Short problem – Print the entries that appear below, exactly as written and without their pictures.

Dataset entries:
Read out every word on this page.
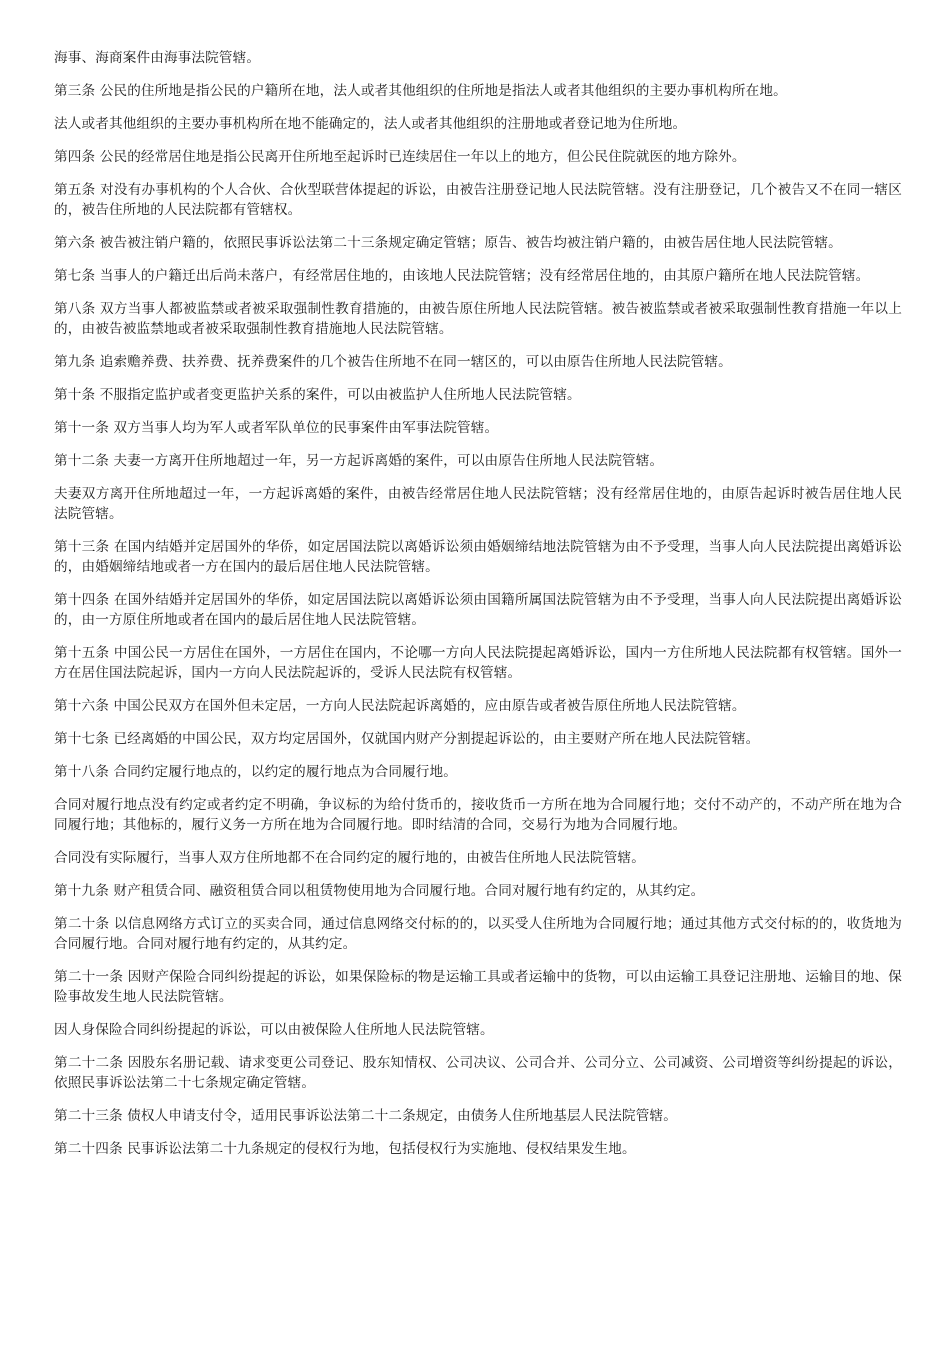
海事、海商案件由海事法院管辖。

第三条 公民的住所地是指公民的户籍所在地，法人或者其他组织的住所地是指法人或者其他组织的主要办事机构所在地。

法人或者其他组织的主要办事机构所在地不能确定的，法人或者其他组织的注册地或者登记地为住所地。

第四条 公民的经常居住地是指公民离开住所地至起诉时已连续居住一年以上的地方，但公民住院就医的地方除外。

第五条 对没有办事机构的个人合伙、合伙型联营体提起的诉讼，由被告注册登记地人民法院管辖。没有注册登记，几个被告又不在同一辖区的，被告住所地的人民法院都有管辖权。

第六条 被告被注销户籍的，依照民事诉讼法第二十三条规定确定管辖；原告、被告均被注销户籍的，由被告居住地人民法院管辖。

第七条 当事人的户籍迁出后尚未落户，有经常居住地的，由该地人民法院管辖；没有经常居住地的，由其原户籍所在地人民法院管辖。

第八条 双方当事人都被监禁或者被采取强制性教育措施的，由被告原住所地人民法院管辖。被告被监禁或者被采取强制性教育措施一年以上的，由被告被监禁地或者被采取强制性教育措施地人民法院管辖。

第九条 追索赡养费、扶养费、抚养费案件的几个被告住所地不在同一辖区的，可以由原告住所地人民法院管辖。

第十条 不服指定监护或者变更监护关系的案件，可以由被监护人住所地人民法院管辖。

第十一条 双方当事人均为军人或者军队单位的民事案件由军事法院管辖。

第十二条 夫妻一方离开住所地超过一年，另一方起诉离婚的案件，可以由原告住所地人民法院管辖。

夫妻双方离开住所地超过一年，一方起诉离婚的案件，由被告经常居住地人民法院管辖；没有经常居住地的，由原告起诉时被告居住地人民法院管辖。

第十三条 在国内结婚并定居国外的华侨，如定居国法院以离婚诉讼须由婚姻缔结地法院管辖为由不予受理，当事人向人民法院提出离婚诉讼的，由婚姻缔结地或者一方在国内的最后居住地人民法院管辖。

第十四条 在国外结婚并定居国外的华侨，如定居国法院以离婚诉讼须由国籍所属国法院管辖为由不予受理，当事人向人民法院提出离婚诉讼的，由一方原住所地或者在国内的最后居住地人民法院管辖。

第十五条 中国公民一方居住在国外，一方居住在国内，不论哪一方向人民法院提起离婚诉讼，国内一方住所地人民法院都有权管辖。国外一方在居住国法院起诉，国内一方向人民法院起诉的，受诉人民法院有权管辖。

第十六条 中国公民双方在国外但未定居，一方向人民法院起诉离婚的，应由原告或者被告原住所地人民法院管辖。

第十七条 已经离婚的中国公民，双方均定居国外，仅就国内财产分割提起诉讼的，由主要财产所在地人民法院管辖。

第十八条 合同约定履行地点的，以约定的履行地点为合同履行地。

合同对履行地点没有约定或者约定不明确，争议标的为给付货币的，接收货币一方所在地为合同履行地；交付不动产的，不动产所在地为合同履行地；其他标的，履行义务一方所在地为合同履行地。即时结清的合同，交易行为地为合同履行地。

合同没有实际履行，当事人双方住所地都不在合同约定的履行地的，由被告住所地人民法院管辖。

第十九条 财产租赁合同、融资租赁合同以租赁物使用地为合同履行地。合同对履行地有约定的，从其约定。

第二十条 以信息网络方式订立的买卖合同，通过信息网络交付标的的，以买受人住所地为合同履行地；通过其他方式交付标的的，收货地为合同履行地。合同对履行地有约定的，从其约定。

第二十一条 因财产保险合同纠纷提起的诉讼，如果保险标的物是运输工具或者运输中的货物，可以由运输工具登记注册地、运输目的地、保险事故发生地人民法院管辖。

因人身保险合同纠纷提起的诉讼，可以由被保险人住所地人民法院管辖。

第二十二条 因股东名册记载、请求变更公司登记、股东知情权、公司决议、公司合并、公司分立、公司减资、公司增资等纠纷提起的诉讼，依照民事诉讼法第二十七条规定确定管辖。

第二十三条 债权人申请支付令，适用民事诉讼法第二十二条规定，由债务人住所地基层人民法院管辖。

第二十四条 民事诉讼法第二十九条规定的侵权行为地，包括侵权行为实施地、侵权结果发生地。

Output –
Read out every word on this page.
海事、海商案件由海事法院管辖。

第三条 公民的住所地是指公民的户籍所在地，法人或者其他组织的住所地是指法人或者其他组织的主要办事机构所在地。

法人或者其他组织的主要办事机构所在地不能确定的，法人或者其他组织的注册地或者登记地为住所地。

第四条 公民的经常居住地是指公民离开住所地至起诉时已连续居住一年以上的地方，但公民住院就医的地方除外。

第五条 对没有办事机构的个人合伙、合伙型联营体提起的诉讼，由被告注册登记地人民法院管辖。没有注册登记，几个被告又不在同一辖区的，被告住所地的人民法院都有管辖权。

第六条 被告被注销户籍的，依照民事诉讼法第二十三条规定确定管辖；原告、被告均被注销户籍的，由被告居住地人民法院管辖。

第七条 当事人的户籍迁出后尚未落户，有经常居住地的，由该地人民法院管辖；没有经常居住地的，由其原户籍所在地人民法院管辖。

第八条 双方当事人都被监禁或者被采取强制性教育措施的，由被告原住所地人民法院管辖。被告被监禁或者被采取强制性教育措施一年以上的，由被告被监禁地或者被采取强制性教育措施地人民法院管辖。

第九条 追索赡养费、扶养费、抚养费案件的几个被告住所地不在同一辖区的，可以由原告住所地人民法院管辖。

第十条 不服指定监护或者变更监护关系的案件，可以由被监护人住所地人民法院管辖。

第十一条 双方当事人均为军人或者军队单位的民事案件由军事法院管辖。

第十二条 夫妻一方离开住所地超过一年，另一方起诉离婚的案件，可以由原告住所地人民法院管辖。

夫妻双方离开住所地超过一年，一方起诉离婚的案件，由被告经常居住地人民法院管辖；没有经常居住地的，由原告起诉时被告居住地人民法院管辖。

第十三条 在国内结婚并定居国外的华侨，如定居国法院以离婚诉讼须由婚姻缔结地法院管辖为由不予受理，当事人向人民法院提出离婚诉讼的，由婚姻缔结地或者一方在国内的最后居住地人民法院管辖。

第十四条 在国外结婚并定居国外的华侨，如定居国法院以离婚诉讼须由国籍所属国法院管辖为由不予受理，当事人向人民法院提出离婚诉讼的，由一方原住所地或者在国内的最后居住地人民法院管辖。

第十五条 中国公民一方居住在国外，一方居住在国内，不论哪一方向人民法院提起离婚诉讼，国内一方住所地人民法院都有权管辖。国外一方在居住国法院起诉，国内一方向人民法院起诉的，受诉人民法院有权管辖。

第十六条 中国公民双方在国外但未定居，一方向人民法院起诉离婚的，应由原告或者被告原住所地人民法院管辖。

第十七条 已经离婚的中国公民，双方均定居国外，仅就国内财产分割提起诉讼的，由主要财产所在地人民法院管辖。

第十八条 合同约定履行地点的，以约定的履行地点为合同履行地。

合同对履行地点没有约定或者约定不明确，争议标的为给付货币的，接收货币一方所在地为合同履行地；交付不动产的，不动产所在地为合同履行地；其他标的，履行义务一方所在地为合同履行地。即时结清的合同，交易行为地为合同履行地。

合同没有实际履行，当事人双方住所地都不在合同约定的履行地的，由被告住所地人民法院管辖。

第十九条 财产租赁合同、融资租赁合同以租赁物使用地为合同履行地。合同对履行地有约定的，从其约定。

第二十条 以信息网络方式订立的买卖合同，通过信息网络交付标的的，以买受人住所地为合同履行地；通过其他方式交付标的的，收货地为合同履行地。合同对履行地有约定的，从其约定。

第二十一条 因财产保险合同纠纷提起的诉讼，如果保险标的物是运输工具或者运输中的货物，可以由运输工具登记注册地、运输目的地、保险事故发生地人民法院管辖。

因人身保险合同纠纷提起的诉讼，可以由被保险人住所地人民法院管辖。

第二十二条 因股东名册记载、请求变更公司登记、股东知情权、公司决议、公司合并、公司分立、公司减资、公司增资等纠纷提起的诉讼，依照民事诉讼法第二十七条规定确定管辖。

第二十三条 债权人申请支付令，适用民事诉讼法第二十二条规定，由债务人住所地基层人民法院管辖。

第二十四条 民事诉讼法第二十九条规定的侵权行为地，包括侵权行为实施地、侵权结果发生地。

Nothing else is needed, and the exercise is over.